TEXT UNDER STUDY =>
Evaluation of resistance acquisition during tuberculosis treatment using whole genome sequencing.

Tuberculosis (TB) is still considered a major global public health problem in the world and there is a concern about the worldwide increase of drug-resistance (DR). This paper describes the analysis of three Mycobacterium tuberculosis isolates from a single patient collected over a long treatment period of time. DR was initially investigated through phenotypic testing, followed by line probe assays (LPAs) and whole genome sequencing (WGS). It presents an intriguing situation where a multidrug-resistant (MDR-) TB case was diagnosed and treated based only on late phenotypic drug susceptibility testing of isolate 1. During the treatment, another two isolates were cultivated: isolate 2, nine months after starting MDR-TB treatment; and isolate 3, cultivated five months later, during regular use of anti-TB drugs. These two isolates were evaluated using molecular LPA and WGS, retrospectively. All mutations detected by LPA were also detected in the WGS, including conversion from fluoroquinolones susceptibility to resistance from isolate 2 to isolate 3. WGS showed additional mutations, including some which may confer resistance to other drugs not tested (terizidone/cycloserine) and mutations with no correspondent resistance in drug susceptibility testing (streptomycin and second-line injectable drugs).

TASK DETAILS =>
Please put this sentence from the tuberculosis abstract above into Spanish: "DR was initially investigated through phenotypic testing, followed by line probe assays (LPAs) and whole genome sequencing (WGS)."

PROVIDED MATERIAL =>
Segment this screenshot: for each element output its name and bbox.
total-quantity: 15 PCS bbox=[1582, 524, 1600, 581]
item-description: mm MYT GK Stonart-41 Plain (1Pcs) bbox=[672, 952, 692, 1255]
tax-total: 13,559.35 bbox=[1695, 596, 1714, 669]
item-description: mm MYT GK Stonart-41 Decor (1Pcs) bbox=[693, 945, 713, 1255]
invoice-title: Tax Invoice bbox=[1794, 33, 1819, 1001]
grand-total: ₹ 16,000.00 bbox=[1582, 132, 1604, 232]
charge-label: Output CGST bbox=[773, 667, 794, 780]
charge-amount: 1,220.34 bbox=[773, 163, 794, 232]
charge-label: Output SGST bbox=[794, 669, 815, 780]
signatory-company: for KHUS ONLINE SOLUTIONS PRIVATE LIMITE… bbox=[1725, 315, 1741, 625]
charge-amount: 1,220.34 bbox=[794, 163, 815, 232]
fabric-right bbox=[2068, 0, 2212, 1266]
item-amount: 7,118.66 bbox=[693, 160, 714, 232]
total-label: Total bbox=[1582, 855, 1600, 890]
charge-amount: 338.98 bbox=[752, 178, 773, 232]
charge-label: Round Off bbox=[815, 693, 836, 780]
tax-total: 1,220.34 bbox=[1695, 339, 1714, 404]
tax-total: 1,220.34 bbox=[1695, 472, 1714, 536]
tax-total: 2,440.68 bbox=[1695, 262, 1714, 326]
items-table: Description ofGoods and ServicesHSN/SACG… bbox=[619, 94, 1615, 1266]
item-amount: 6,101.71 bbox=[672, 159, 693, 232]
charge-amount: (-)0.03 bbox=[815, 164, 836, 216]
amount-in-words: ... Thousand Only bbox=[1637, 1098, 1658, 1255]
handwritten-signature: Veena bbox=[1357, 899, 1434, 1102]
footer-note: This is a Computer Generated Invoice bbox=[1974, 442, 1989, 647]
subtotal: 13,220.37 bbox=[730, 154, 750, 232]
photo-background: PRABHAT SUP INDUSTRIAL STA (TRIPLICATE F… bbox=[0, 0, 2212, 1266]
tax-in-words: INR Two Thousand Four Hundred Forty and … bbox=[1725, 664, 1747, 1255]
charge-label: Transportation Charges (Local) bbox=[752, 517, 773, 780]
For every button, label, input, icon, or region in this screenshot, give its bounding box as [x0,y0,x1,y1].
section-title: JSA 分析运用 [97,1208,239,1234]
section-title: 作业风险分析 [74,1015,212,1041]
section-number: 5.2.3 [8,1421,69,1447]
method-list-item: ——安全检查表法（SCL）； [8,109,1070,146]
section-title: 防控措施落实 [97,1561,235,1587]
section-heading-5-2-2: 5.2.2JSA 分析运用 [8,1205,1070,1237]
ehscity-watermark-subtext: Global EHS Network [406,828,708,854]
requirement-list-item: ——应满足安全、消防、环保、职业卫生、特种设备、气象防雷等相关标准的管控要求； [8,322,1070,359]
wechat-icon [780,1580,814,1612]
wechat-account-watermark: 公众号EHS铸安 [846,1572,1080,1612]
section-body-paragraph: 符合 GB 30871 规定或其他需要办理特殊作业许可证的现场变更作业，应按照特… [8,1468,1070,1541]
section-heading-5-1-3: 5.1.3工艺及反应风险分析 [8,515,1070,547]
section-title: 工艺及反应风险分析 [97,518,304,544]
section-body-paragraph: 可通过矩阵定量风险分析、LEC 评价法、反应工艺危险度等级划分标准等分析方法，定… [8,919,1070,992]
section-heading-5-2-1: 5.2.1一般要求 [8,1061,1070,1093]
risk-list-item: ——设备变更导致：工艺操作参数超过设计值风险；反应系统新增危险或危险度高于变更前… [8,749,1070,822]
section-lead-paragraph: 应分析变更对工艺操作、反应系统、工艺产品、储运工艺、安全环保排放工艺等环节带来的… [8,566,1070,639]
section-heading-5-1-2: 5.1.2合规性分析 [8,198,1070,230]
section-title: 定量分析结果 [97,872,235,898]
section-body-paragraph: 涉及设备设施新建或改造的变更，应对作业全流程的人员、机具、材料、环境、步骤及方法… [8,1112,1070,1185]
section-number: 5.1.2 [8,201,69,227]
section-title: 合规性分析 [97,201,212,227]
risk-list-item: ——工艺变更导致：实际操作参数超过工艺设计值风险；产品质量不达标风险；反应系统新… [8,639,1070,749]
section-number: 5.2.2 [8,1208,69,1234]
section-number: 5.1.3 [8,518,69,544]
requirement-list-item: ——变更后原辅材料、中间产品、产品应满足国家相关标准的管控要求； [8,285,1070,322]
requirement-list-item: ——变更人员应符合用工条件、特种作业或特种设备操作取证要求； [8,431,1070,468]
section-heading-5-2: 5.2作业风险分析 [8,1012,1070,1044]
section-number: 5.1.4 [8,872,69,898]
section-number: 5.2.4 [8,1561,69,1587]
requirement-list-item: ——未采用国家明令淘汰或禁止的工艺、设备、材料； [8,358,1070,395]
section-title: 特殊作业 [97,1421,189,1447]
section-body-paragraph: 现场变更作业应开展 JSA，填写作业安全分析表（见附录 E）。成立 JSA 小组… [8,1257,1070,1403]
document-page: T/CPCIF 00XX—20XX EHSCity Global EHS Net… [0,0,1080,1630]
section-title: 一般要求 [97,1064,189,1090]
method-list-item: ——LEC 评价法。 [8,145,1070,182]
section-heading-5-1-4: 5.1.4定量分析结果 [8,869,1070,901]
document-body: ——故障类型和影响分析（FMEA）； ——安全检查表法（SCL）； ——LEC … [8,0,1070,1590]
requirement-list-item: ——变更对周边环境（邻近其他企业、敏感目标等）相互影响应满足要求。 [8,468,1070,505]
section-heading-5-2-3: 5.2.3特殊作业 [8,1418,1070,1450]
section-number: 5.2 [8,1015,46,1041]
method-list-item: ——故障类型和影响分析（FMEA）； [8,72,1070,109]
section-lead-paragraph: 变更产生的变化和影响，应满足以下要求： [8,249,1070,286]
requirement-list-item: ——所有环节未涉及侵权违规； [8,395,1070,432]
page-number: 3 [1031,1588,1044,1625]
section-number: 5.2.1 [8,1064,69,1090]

TASK OUTPUT =>
La DR se investigó inicialmente mediante pruebas fenotípicas, seguidas de ensayos con sondas en línea (LPA) y secuenciación del genoma completo (WGS).